'''

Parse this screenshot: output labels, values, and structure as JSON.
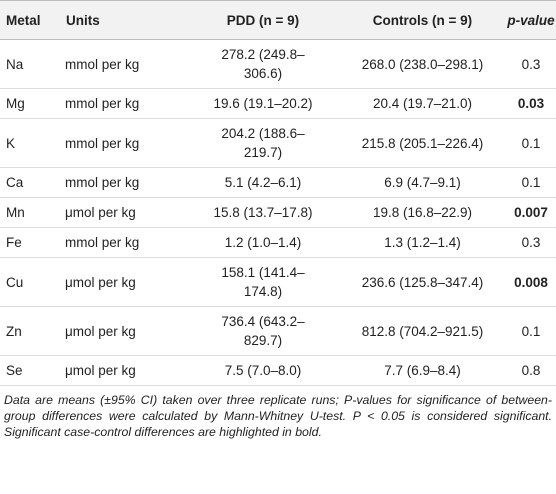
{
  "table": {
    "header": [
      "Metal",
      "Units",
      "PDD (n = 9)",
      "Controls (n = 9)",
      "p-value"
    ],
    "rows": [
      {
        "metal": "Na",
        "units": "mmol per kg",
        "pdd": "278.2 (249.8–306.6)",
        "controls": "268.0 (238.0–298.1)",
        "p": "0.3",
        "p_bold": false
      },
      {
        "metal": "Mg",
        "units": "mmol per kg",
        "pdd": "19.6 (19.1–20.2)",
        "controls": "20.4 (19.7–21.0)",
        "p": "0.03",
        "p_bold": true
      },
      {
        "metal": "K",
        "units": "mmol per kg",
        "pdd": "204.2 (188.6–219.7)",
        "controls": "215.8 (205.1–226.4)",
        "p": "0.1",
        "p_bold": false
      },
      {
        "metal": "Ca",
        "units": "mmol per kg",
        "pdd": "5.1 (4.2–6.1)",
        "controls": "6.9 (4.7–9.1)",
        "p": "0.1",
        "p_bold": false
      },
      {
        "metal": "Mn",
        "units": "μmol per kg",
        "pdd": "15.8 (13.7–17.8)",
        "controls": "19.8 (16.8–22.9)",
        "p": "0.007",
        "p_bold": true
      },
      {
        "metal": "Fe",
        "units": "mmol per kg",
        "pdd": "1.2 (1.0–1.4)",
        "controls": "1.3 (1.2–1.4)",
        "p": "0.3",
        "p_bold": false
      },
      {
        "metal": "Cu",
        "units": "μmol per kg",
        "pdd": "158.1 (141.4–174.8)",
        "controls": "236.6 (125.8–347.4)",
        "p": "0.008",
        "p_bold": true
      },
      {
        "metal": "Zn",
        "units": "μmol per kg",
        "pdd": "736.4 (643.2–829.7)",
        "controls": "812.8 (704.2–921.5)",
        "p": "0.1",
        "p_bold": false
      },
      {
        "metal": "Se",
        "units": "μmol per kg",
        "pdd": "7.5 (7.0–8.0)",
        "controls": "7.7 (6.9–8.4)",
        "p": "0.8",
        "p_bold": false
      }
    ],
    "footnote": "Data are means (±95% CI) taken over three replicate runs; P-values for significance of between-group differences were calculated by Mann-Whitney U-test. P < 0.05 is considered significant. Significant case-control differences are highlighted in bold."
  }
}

'''
'''

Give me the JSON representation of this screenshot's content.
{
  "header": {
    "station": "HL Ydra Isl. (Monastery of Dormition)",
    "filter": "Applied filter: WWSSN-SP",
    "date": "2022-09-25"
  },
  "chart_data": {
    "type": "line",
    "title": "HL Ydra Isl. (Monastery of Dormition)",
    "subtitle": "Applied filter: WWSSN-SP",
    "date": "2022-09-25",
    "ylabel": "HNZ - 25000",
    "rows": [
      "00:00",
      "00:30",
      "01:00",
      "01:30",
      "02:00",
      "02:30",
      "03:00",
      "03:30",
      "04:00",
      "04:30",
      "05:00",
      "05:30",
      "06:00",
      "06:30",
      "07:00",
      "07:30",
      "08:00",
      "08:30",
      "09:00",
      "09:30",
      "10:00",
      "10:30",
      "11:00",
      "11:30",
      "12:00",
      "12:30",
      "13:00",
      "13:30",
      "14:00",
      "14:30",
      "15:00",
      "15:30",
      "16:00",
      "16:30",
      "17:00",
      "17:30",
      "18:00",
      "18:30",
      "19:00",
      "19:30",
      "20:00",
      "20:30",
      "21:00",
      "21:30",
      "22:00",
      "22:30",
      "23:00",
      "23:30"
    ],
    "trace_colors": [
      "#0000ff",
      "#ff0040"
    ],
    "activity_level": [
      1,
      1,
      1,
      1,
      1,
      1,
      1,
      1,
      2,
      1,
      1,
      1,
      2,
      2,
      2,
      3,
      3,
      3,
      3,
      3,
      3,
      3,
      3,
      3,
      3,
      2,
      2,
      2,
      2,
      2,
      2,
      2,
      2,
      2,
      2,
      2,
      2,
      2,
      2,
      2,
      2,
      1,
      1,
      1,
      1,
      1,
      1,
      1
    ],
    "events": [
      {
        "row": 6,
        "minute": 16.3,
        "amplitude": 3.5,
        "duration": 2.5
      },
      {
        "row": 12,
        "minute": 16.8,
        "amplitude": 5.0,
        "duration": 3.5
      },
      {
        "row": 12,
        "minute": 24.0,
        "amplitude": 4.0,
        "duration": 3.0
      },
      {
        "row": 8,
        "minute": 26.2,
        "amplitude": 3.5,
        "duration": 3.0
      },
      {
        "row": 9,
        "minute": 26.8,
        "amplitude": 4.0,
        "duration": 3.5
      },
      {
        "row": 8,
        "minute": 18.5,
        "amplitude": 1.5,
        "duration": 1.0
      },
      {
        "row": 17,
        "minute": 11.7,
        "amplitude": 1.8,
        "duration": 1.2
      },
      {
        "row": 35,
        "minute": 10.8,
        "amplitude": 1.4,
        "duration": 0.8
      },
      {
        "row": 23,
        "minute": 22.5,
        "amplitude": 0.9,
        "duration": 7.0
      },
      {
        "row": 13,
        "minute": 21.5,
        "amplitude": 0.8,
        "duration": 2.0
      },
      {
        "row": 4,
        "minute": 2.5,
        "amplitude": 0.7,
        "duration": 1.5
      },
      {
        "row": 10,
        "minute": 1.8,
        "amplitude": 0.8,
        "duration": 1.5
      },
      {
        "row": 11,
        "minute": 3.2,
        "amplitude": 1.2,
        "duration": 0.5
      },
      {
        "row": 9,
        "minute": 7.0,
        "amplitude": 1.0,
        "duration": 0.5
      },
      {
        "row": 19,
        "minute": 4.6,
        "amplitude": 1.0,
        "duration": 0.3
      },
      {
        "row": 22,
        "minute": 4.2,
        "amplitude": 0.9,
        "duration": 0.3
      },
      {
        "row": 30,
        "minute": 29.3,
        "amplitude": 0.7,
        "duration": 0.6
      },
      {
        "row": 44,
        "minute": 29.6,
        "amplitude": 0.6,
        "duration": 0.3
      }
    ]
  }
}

'''

[PROBLEM STATEMENT]
Count the lines of the data that include the string "Monastery", and give only that number.

[OUTPUT OF THE EXERCISE]
2